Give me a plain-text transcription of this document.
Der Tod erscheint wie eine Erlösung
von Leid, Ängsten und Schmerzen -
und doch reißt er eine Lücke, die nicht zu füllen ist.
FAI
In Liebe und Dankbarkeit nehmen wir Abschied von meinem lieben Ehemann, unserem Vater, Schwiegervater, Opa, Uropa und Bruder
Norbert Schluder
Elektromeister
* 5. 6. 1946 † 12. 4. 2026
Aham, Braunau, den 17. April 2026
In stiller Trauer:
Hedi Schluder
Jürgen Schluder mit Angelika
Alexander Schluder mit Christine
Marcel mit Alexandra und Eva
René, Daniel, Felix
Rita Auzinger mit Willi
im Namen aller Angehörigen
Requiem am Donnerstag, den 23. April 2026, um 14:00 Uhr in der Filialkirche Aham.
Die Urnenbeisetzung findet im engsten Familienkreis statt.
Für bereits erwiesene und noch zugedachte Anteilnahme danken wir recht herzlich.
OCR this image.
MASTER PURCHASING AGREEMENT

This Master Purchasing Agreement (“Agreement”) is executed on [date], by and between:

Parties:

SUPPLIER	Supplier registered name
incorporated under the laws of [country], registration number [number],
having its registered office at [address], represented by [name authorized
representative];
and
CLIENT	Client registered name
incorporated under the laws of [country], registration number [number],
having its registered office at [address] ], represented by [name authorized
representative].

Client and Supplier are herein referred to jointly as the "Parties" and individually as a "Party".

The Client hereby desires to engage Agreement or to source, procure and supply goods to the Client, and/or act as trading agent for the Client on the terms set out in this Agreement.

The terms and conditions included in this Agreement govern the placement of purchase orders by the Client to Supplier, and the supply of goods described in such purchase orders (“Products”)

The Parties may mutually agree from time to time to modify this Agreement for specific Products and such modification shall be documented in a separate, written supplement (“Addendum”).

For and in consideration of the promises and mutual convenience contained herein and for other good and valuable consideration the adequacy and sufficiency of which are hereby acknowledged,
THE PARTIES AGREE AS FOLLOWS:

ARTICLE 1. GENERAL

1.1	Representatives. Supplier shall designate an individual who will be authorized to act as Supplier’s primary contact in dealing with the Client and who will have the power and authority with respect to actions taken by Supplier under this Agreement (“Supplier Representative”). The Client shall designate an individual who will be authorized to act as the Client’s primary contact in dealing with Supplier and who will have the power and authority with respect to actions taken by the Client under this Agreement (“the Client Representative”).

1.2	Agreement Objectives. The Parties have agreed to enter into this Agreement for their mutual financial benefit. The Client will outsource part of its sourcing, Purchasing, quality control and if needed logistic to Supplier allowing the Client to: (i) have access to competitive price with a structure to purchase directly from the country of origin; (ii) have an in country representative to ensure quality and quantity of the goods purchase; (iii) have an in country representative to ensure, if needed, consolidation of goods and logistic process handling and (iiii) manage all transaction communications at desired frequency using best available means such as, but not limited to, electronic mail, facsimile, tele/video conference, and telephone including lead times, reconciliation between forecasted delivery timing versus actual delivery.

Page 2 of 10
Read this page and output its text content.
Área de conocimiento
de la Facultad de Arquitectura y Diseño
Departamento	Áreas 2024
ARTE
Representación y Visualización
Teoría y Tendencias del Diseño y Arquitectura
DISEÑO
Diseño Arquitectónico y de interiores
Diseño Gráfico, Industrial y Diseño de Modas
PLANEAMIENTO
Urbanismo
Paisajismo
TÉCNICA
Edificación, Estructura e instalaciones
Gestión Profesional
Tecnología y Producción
==============================
- Work to do
Give the entries once more, exactly as they appear.

- The reply
Give me a plain-text transcription of this document.
Der Tod erscheint wie eine Erlösung
von Leid, Ängsten und Schmerzen -
und doch reißt er eine Lücke, die nicht zu füllen ist.
FAI
In Liebe und Dankbarkeit nehmen wir Abschied von meinem lieben Ehemann, unserem Vater, Schwiegervater, Opa, Uropa und Bruder
Norbert Schluder
Elektromeister
* 5. 6. 1946 † 12. 4. 2026
Aham, Braunau, den 17. April 2026
In stiller Trauer:
Hedi Schluder
Jürgen Schluder mit Angelika
Alexander Schluder mit Christine
Marcel mit Alexandra und Eva
René, Daniel, Felix
Rita Auzinger mit Willi
im Namen aller Angehörigen
Requiem am Donnerstag, den 23. April 2026, um 14:00 Uhr in der Filialkirche Aham.
Die Urnenbeisetzung findet im engsten Familienkreis statt.
Für bereits erwiesene und noch zugedachte Anteilnahme danken wir recht herzlich.
OCR this image.
MASTER PURCHASING AGREEMENT

This Master Purchasing Agreement (“Agreement”) is executed on [date], by and between:

Parties:

SUPPLIER	Supplier registered name
incorporated under the laws of [country], registration number [number],
having its registered office at [address], represented by [name authorized
representative];
and
CLIENT	Client registered name
incorporated under the laws of [country], registration number [number],
having its registered office at [address] ], represented by [name authorized
representative].

Client and Supplier are herein referred to jointly as the "Parties" and individually as a "Party".

The Client hereby desires to engage Agreement or to source, procure and supply goods to the Client, and/or act as trading agent for the Client on the terms set out in this Agreement.

The terms and conditions included in this Agreement govern the placement of purchase orders by the Client to Supplier, and the supply of goods described in such purchase orders (“Products”)

The Parties may mutually agree from time to time to modify this Agreement for specific Products and such modification shall be documented in a separate, written supplement (“Addendum”).

For and in consideration of the promises and mutual convenience contained herein and for other good and valuable consideration the adequacy and sufficiency of which are hereby acknowledged,
THE PARTIES AGREE AS FOLLOWS:

ARTICLE 1. GENERAL

1.1	Representatives. Supplier shall designate an individual who will be authorized to act as Supplier’s primary contact in dealing with the Client and who will have the power and authority with respect to actions taken by Supplier under this Agreement (“Supplier Representative”). The Client shall designate an individual who will be authorized to act as the Client’s primary contact in dealing with Supplier and who will have the power and authority with respect to actions taken by the Client under this Agreement (“the Client Representative”).

1.2	Agreement Objectives. The Parties have agreed to enter into this Agreement for their mutual financial benefit. The Client will outsource part of its sourcing, Purchasing, quality control and if needed logistic to Supplier allowing the Client to: (i) have access to competitive price with a structure to purchase directly from the country of origin; (ii) have an in country representative to ensure quality and quantity of the goods purchase; (iii) have an in country representative to ensure, if needed, consolidation of goods and logistic process handling and (iiii) manage all transaction communications at desired frequency using best available means such as, but not limited to, electronic mail, facsimile, tele/video conference, and telephone including lead times, reconciliation between forecasted delivery timing versus actual delivery.

Page 2 of 10
Read this page and output its text content.
Área de conocimiento
de la Facultad de Arquitectura y Diseño
Departamento	Áreas 2024
ARTE
Representación y Visualización
Teoría y Tendencias del Diseño y Arquitectura
DISEÑO
Diseño Arquitectónico y de interiores
Diseño Gráfico, Industrial y Diseño de Modas
PLANEAMIENTO
Urbanismo
Paisajismo
TÉCNICA
Edificación, Estructura e instalaciones
Gestión Profesional
Tecnología y Producción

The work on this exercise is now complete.